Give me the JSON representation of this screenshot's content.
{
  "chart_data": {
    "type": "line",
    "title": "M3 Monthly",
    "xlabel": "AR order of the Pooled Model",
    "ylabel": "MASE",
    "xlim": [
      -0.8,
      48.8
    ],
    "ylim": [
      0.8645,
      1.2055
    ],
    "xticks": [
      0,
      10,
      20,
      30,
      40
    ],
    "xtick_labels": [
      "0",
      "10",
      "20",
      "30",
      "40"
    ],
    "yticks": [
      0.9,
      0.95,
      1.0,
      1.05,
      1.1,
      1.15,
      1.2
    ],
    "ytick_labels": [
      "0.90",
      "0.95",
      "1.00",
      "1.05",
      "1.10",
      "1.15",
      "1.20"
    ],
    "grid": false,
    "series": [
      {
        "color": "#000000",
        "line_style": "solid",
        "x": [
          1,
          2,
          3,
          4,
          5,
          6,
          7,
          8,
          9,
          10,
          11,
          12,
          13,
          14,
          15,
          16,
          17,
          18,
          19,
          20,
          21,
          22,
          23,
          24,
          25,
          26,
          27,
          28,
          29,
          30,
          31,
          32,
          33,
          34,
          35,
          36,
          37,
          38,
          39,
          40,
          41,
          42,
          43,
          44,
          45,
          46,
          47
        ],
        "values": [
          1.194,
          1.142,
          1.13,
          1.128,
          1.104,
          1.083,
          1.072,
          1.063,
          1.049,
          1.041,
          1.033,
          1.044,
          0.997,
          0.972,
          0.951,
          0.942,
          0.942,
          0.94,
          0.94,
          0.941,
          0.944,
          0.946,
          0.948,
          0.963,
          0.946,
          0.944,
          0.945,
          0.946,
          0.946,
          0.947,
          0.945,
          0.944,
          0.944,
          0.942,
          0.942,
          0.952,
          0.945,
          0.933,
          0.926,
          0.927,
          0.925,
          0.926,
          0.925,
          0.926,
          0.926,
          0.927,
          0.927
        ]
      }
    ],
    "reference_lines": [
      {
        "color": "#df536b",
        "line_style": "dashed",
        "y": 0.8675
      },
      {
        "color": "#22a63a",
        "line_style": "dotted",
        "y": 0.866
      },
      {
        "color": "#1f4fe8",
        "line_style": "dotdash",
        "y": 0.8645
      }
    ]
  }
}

*Do this:*
Would you copy out each line exactly as written?

*Full response:*
Give me the JSON representation of this screenshot's content.
{
  "chart_data": {
    "type": "line",
    "title": "M3 Monthly",
    "xlabel": "AR order of the Pooled Model",
    "ylabel": "MASE",
    "xlim": [
      -0.8,
      48.8
    ],
    "ylim": [
      0.8645,
      1.2055
    ],
    "xticks": [
      0,
      10,
      20,
      30,
      40
    ],
    "xtick_labels": [
      "0",
      "10",
      "20",
      "30",
      "40"
    ],
    "yticks": [
      0.9,
      0.95,
      1.0,
      1.05,
      1.1,
      1.15,
      1.2
    ],
    "ytick_labels": [
      "0.90",
      "0.95",
      "1.00",
      "1.05",
      "1.10",
      "1.15",
      "1.20"
    ],
    "grid": false,
    "series": [
      {
        "color": "#000000",
        "line_style": "solid",
        "x": [
          1,
          2,
          3,
          4,
          5,
          6,
          7,
          8,
          9,
          10,
          11,
          12,
          13,
          14,
          15,
          16,
          17,
          18,
          19,
          20,
          21,
          22,
          23,
          24,
          25,
          26,
          27,
          28,
          29,
          30,
          31,
          32,
          33,
          34,
          35,
          36,
          37,
          38,
          39,
          40,
          41,
          42,
          43,
          44,
          45,
          46,
          47
        ],
        "values": [
          1.194,
          1.142,
          1.13,
          1.128,
          1.104,
          1.083,
          1.072,
          1.063,
          1.049,
          1.041,
          1.033,
          1.044,
          0.997,
          0.972,
          0.951,
          0.942,
          0.942,
          0.94,
          0.94,
          0.941,
          0.944,
          0.946,
          0.948,
          0.963,
          0.946,
          0.944,
          0.945,
          0.946,
          0.946,
          0.947,
          0.945,
          0.944,
          0.944,
          0.942,
          0.942,
          0.952,
          0.945,
          0.933,
          0.926,
          0.927,
          0.925,
          0.926,
          0.925,
          0.926,
          0.926,
          0.927,
          0.927
        ]
      }
    ],
    "reference_lines": [
      {
        "color": "#df536b",
        "line_style": "dashed",
        "y": 0.8675
      },
      {
        "color": "#22a63a",
        "line_style": "dotted",
        "y": 0.866
      },
      {
        "color": "#1f4fe8",
        "line_style": "dotdash",
        "y": 0.8645
      }
    ]
  }
}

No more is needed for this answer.